## GIVEN INSTRUCTION:
Can you turn every line of the entries below into a JSON list of strings, one string per line, with blank lines dropped?

## MATERIAL SUPPLIED:
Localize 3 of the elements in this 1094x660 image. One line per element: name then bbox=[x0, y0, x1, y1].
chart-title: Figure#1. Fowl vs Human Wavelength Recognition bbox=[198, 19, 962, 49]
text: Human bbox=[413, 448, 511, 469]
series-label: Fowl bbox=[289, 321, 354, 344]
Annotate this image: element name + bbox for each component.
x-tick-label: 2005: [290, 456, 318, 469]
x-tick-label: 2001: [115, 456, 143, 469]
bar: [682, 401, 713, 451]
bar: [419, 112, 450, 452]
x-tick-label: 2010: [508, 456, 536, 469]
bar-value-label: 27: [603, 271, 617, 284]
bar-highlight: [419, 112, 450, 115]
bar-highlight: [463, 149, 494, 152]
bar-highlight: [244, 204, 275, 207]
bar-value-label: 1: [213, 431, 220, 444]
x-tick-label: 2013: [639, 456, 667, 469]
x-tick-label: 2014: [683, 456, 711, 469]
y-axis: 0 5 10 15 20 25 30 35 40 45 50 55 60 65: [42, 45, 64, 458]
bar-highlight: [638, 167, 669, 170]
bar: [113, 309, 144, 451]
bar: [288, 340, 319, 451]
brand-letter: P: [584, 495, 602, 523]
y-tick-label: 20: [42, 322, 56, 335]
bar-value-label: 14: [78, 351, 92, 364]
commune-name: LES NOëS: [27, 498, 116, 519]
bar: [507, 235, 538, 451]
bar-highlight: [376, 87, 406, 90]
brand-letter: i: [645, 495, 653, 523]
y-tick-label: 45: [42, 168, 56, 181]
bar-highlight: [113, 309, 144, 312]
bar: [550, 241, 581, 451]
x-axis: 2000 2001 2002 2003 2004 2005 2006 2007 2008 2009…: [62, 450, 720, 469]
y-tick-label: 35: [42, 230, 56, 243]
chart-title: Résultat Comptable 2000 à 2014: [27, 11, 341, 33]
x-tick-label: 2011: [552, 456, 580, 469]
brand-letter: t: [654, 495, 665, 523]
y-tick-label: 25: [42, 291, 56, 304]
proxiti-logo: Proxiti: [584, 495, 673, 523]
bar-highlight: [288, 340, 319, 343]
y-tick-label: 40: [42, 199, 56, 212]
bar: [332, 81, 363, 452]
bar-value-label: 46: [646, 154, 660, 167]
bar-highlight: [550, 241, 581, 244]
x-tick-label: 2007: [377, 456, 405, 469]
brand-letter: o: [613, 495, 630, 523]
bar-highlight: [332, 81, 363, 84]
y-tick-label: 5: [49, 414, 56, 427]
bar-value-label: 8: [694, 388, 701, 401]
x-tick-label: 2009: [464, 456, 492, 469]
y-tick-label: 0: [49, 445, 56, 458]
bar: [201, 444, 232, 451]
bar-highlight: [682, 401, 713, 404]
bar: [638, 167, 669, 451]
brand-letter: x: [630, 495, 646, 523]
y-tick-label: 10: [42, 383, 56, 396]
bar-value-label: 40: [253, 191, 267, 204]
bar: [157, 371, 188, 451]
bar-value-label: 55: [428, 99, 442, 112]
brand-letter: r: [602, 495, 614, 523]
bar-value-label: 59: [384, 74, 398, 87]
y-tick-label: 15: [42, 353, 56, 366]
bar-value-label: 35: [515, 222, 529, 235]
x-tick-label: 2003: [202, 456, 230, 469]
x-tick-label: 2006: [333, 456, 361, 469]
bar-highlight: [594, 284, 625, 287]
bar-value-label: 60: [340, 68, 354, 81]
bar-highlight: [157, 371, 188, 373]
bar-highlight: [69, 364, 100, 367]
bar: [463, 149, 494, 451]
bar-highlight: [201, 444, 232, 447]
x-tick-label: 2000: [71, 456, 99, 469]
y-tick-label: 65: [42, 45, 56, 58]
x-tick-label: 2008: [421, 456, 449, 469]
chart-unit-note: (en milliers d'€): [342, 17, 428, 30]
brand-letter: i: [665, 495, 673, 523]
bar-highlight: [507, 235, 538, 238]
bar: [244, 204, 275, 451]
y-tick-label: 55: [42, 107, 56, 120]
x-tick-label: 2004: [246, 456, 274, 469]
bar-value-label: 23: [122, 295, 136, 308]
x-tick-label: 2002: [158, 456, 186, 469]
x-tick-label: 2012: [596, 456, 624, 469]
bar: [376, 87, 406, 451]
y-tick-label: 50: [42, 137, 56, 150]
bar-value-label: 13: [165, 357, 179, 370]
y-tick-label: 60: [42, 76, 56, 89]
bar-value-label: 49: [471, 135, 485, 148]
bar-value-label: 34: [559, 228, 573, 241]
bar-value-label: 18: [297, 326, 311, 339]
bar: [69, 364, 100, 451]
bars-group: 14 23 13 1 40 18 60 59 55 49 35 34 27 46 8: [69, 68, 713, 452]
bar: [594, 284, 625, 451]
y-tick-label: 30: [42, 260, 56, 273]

## EXPECTED OUTPUT:
[
  "Localize 3 of the elements in this 1094x660 image. One line per element: name then bbox=[x0, y0, x1, y1].",
  "chart-title: Figure#1. Fowl vs Human Wavelength Recognition bbox=[198, 19, 962, 49]",
  "text: Human bbox=[413, 448, 511, 469]",
  "series-label: Fowl bbox=[289, 321, 354, 344]",
  "Annotate this image: element name + bbox for each component.",
  "x-tick-label: 2005: [290, 456, 318, 469]",
  "x-tick-label: 2001: [115, 456, 143, 469]",
  "bar: [682, 401, 713, 451]",
  "bar: [419, 112, 450, 452]",
  "x-tick-label: 2010: [508, 456, 536, 469]",
  "bar-value-label: 27: [603, 271, 617, 284]",
  "bar-highlight: [419, 112, 450, 115]",
  "bar-highlight: [463, 149, 494, 152]",
  "bar-highlight: [244, 204, 275, 207]",
  "bar-value-label: 1: [213, 431, 220, 444]",
  "x-tick-label: 2013: [639, 456, 667, 469]",
  "x-tick-label: 2014: [683, 456, 711, 469]",
  "y-axis: 0 5 10 15 20 25 30 35 40 45 50 55 60 65: [42, 45, 64, 458]",
  "bar-highlight: [638, 167, 669, 170]",
  "bar: [113, 309, 144, 451]",
  "bar: [288, 340, 319, 451]",
  "brand-letter: P: [584, 495, 602, 523]",
  "y-tick-label: 20: [42, 322, 56, 335]",
  "bar-value-label: 14: [78, 351, 92, 364]",
  "commune-name: LES NOëS: [27, 498, 116, 519]",
  "bar: [507, 235, 538, 451]",
  "bar-highlight: [376, 87, 406, 90]",
  "brand-letter: i: [645, 495, 653, 523]",
  "y-tick-label: 45: [42, 168, 56, 181]",
  "bar-highlight: [113, 309, 144, 312]",
  "bar: [550, 241, 581, 451]",
  "x-axis: 2000 2001 2002 2003 2004 2005 2006 2007 2008 2009…: [62, 450, 720, 469]",
  "y-tick-label: 35: [42, 230, 56, 243]",
  "chart-title: Résultat Comptable 2000 à 2014: [27, 11, 341, 33]",
  "x-tick-label: 2011: [552, 456, 580, 469]",
  "brand-letter: t: [654, 495, 665, 523]",
  "y-tick-label: 25: [42, 291, 56, 304]",
  "proxiti-logo: Proxiti: [584, 495, 673, 523]",
  "bar-highlight: [288, 340, 319, 343]",
  "y-tick-label: 40: [42, 199, 56, 212]",
  "bar: [332, 81, 363, 452]",
  "bar-value-label: 46: [646, 154, 660, 167]",
  "bar-highlight: [550, 241, 581, 244]",
  "x-tick-label: 2007: [377, 456, 405, 469]",
  "brand-letter: o: [613, 495, 630, 523]",
  "bar-highlight: [332, 81, 363, 84]",
  "y-tick-label: 5: [49, 414, 56, 427]",
  "bar-value-label: 8: [694, 388, 701, 401]",
  "x-tick-label: 2009: [464, 456, 492, 469]",
  "y-tick-label: 0: [49, 445, 56, 458]",
  "bar: [201, 444, 232, 451]",
  "bar-highlight: [682, 401, 713, 404]",
  "bar: [638, 167, 669, 451]",
  "brand-letter: x: [630, 495, 646, 523]",
  "y-tick-label: 10: [42, 383, 56, 396]",
  "bar-value-label: 40: [253, 191, 267, 204]",
  "bar: [157, 371, 188, 451]",
  "bar-value-label: 55: [428, 99, 442, 112]",
  "brand-letter: r: [602, 495, 614, 523]",
  "bar-value-label: 59: [384, 74, 398, 87]",
  "y-tick-label: 15: [42, 353, 56, 366]",
  "bar-value-label: 35: [515, 222, 529, 235]",
  "x-tick-label: 2003: [202, 456, 230, 469]",
  "x-tick-label: 2006: [333, 456, 361, 469]",
  "bar-highlight: [594, 284, 625, 287]",
  "bar-value-label: 60: [340, 68, 354, 81]",
  "bar-highlight: [157, 371, 188, 373]",
  "bar-highlight: [69, 364, 100, 367]",
  "bar: [463, 149, 494, 451]",
  "bar-highlight: [201, 444, 232, 447]",
  "x-tick-label: 2000: [71, 456, 99, 469]",
  "y-tick-label: 65: [42, 45, 56, 58]",
  "x-tick-label: 2008: [421, 456, 449, 469]",
  "chart-unit-note: (en milliers d'€): [342, 17, 428, 30]",
  "brand-letter: i: [665, 495, 673, 523]",
  "bar-highlight: [507, 235, 538, 238]",
  "bar: [244, 204, 275, 451]",
  "y-tick-label: 55: [42, 107, 56, 120]",
  "x-tick-label: 2004: [246, 456, 274, 469]",
  "bar-value-label: 23: [122, 295, 136, 308]",
  "x-tick-label: 2002: [158, 456, 186, 469]",
  "x-tick-label: 2012: [596, 456, 624, 469]",
  "bar: [376, 87, 406, 451]",
  "y-tick-label: 50: [42, 137, 56, 150]",
  "bar-value-label: 13: [165, 357, 179, 370]",
  "y-tick-label: 60: [42, 76, 56, 89]",
  "bar-value-label: 49: [471, 135, 485, 148]",
  "bar-value-label: 34: [559, 228, 573, 241]",
  "bar-value-label: 18: [297, 326, 311, 339]",
  "bar: [69, 364, 100, 451]",
  "bars-group: 14 23 13 1 40 18 60 59 55 49 35 34 27 46 8: [69, 68, 713, 452]",
  "bar: [594, 284, 625, 451]",
  "y-tick-label: 30: [42, 260, 56, 273]"
]